**EXERCISE TASK:**
Exact repetition of every entry is required.

(Dataset items)

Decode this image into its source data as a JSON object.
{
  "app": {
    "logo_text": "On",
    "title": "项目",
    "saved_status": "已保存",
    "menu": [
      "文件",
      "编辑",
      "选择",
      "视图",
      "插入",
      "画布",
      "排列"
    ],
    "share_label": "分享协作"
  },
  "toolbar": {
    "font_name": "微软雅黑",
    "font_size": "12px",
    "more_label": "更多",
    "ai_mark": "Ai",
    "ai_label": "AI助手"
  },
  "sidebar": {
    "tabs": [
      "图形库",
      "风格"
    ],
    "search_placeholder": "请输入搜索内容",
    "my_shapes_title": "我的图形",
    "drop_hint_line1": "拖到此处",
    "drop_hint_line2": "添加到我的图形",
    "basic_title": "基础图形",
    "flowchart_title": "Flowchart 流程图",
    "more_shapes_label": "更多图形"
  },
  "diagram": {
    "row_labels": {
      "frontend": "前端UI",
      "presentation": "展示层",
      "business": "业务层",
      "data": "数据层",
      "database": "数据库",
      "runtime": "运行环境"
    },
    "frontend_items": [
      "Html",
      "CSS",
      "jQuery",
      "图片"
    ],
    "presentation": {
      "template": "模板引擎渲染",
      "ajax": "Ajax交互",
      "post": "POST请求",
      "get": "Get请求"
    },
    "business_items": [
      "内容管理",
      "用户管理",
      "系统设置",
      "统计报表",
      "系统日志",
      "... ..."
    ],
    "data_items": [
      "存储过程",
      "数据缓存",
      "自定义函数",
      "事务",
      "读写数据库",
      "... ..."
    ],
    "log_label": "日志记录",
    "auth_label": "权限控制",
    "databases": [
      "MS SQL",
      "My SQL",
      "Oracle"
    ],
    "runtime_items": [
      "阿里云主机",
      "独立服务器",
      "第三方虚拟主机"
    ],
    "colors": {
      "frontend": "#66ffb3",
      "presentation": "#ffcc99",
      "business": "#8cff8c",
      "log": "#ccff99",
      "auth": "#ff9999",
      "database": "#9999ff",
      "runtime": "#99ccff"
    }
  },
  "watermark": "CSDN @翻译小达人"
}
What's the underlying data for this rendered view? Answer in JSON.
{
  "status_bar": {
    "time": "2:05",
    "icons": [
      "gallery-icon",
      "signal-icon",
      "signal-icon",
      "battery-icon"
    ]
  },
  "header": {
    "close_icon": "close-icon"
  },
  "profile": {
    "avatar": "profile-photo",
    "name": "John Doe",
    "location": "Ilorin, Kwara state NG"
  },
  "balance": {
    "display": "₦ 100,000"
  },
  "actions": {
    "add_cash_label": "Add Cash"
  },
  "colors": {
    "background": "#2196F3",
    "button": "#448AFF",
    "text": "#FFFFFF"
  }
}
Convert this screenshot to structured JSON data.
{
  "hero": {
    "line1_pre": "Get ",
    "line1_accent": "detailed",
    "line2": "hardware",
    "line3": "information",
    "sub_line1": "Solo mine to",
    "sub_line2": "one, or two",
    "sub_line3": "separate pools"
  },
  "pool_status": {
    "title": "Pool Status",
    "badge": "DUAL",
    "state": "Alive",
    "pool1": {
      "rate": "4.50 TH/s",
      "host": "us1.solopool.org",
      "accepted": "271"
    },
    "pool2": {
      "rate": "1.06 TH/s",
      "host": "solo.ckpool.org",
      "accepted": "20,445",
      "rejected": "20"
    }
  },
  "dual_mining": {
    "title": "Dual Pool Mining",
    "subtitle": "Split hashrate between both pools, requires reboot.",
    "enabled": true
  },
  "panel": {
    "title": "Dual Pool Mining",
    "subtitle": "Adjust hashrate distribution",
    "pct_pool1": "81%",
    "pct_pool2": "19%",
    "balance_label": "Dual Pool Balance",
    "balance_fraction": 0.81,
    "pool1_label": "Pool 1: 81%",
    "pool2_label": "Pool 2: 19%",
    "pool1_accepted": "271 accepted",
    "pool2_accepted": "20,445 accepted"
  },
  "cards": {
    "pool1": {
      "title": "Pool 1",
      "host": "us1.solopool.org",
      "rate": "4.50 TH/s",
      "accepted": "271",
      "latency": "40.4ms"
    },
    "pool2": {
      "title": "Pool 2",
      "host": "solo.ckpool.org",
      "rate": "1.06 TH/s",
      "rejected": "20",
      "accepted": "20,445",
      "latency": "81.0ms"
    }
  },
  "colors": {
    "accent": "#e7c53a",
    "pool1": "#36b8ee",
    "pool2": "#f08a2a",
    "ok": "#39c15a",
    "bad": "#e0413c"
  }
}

**RESPONSE TO THIS TASK:**
Decode this image into its source data as a JSON object.
{
  "app": {
    "logo_text": "On",
    "title": "项目",
    "saved_status": "已保存",
    "menu": [
      "文件",
      "编辑",
      "选择",
      "视图",
      "插入",
      "画布",
      "排列"
    ],
    "share_label": "分享协作"
  },
  "toolbar": {
    "font_name": "微软雅黑",
    "font_size": "12px",
    "more_label": "更多",
    "ai_mark": "Ai",
    "ai_label": "AI助手"
  },
  "sidebar": {
    "tabs": [
      "图形库",
      "风格"
    ],
    "search_placeholder": "请输入搜索内容",
    "my_shapes_title": "我的图形",
    "drop_hint_line1": "拖到此处",
    "drop_hint_line2": "添加到我的图形",
    "basic_title": "基础图形",
    "flowchart_title": "Flowchart 流程图",
    "more_shapes_label": "更多图形"
  },
  "diagram": {
    "row_labels": {
      "frontend": "前端UI",
      "presentation": "展示层",
      "business": "业务层",
      "data": "数据层",
      "database": "数据库",
      "runtime": "运行环境"
    },
    "frontend_items": [
      "Html",
      "CSS",
      "jQuery",
      "图片"
    ],
    "presentation": {
      "template": "模板引擎渲染",
      "ajax": "Ajax交互",
      "post": "POST请求",
      "get": "Get请求"
    },
    "business_items": [
      "内容管理",
      "用户管理",
      "系统设置",
      "统计报表",
      "系统日志",
      "... ..."
    ],
    "data_items": [
      "存储过程",
      "数据缓存",
      "自定义函数",
      "事务",
      "读写数据库",
      "... ..."
    ],
    "log_label": "日志记录",
    "auth_label": "权限控制",
    "databases": [
      "MS SQL",
      "My SQL",
      "Oracle"
    ],
    "runtime_items": [
      "阿里云主机",
      "独立服务器",
      "第三方虚拟主机"
    ],
    "colors": {
      "frontend": "#66ffb3",
      "presentation": "#ffcc99",
      "business": "#8cff8c",
      "log": "#ccff99",
      "auth": "#ff9999",
      "database": "#9999ff",
      "runtime": "#99ccff"
    }
  },
  "watermark": "CSDN @翻译小达人"
}
What's the underlying data for this rendered view? Answer in JSON.
{
  "status_bar": {
    "time": "2:05",
    "icons": [
      "gallery-icon",
      "signal-icon",
      "signal-icon",
      "battery-icon"
    ]
  },
  "header": {
    "close_icon": "close-icon"
  },
  "profile": {
    "avatar": "profile-photo",
    "name": "John Doe",
    "location": "Ilorin, Kwara state NG"
  },
  "balance": {
    "display": "₦ 100,000"
  },
  "actions": {
    "add_cash_label": "Add Cash"
  },
  "colors": {
    "background": "#2196F3",
    "button": "#448AFF",
    "text": "#FFFFFF"
  }
}
Convert this screenshot to structured JSON data.
{
  "hero": {
    "line1_pre": "Get ",
    "line1_accent": "detailed",
    "line2": "hardware",
    "line3": "information",
    "sub_line1": "Solo mine to",
    "sub_line2": "one, or two",
    "sub_line3": "separate pools"
  },
  "pool_status": {
    "title": "Pool Status",
    "badge": "DUAL",
    "state": "Alive",
    "pool1": {
      "rate": "4.50 TH/s",
      "host": "us1.solopool.org",
      "accepted": "271"
    },
    "pool2": {
      "rate": "1.06 TH/s",
      "host": "solo.ckpool.org",
      "accepted": "20,445",
      "rejected": "20"
    }
  },
  "dual_mining": {
    "title": "Dual Pool Mining",
    "subtitle": "Split hashrate between both pools, requires reboot.",
    "enabled": true
  },
  "panel": {
    "title": "Dual Pool Mining",
    "subtitle": "Adjust hashrate distribution",
    "pct_pool1": "81%",
    "pct_pool2": "19%",
    "balance_label": "Dual Pool Balance",
    "balance_fraction": 0.81,
    "pool1_label": "Pool 1: 81%",
    "pool2_label": "Pool 2: 19%",
    "pool1_accepted": "271 accepted",
    "pool2_accepted": "20,445 accepted"
  },
  "cards": {
    "pool1": {
      "title": "Pool 1",
      "host": "us1.solopool.org",
      "rate": "4.50 TH/s",
      "accepted": "271",
      "latency": "40.4ms"
    },
    "pool2": {
      "title": "Pool 2",
      "host": "solo.ckpool.org",
      "rate": "1.06 TH/s",
      "rejected": "20",
      "accepted": "20,445",
      "latency": "81.0ms"
    }
  },
  "colors": {
    "accent": "#e7c53a",
    "pool1": "#36b8ee",
    "pool2": "#f08a2a",
    "ok": "#39c15a",
    "bad": "#e0413c"
  }
}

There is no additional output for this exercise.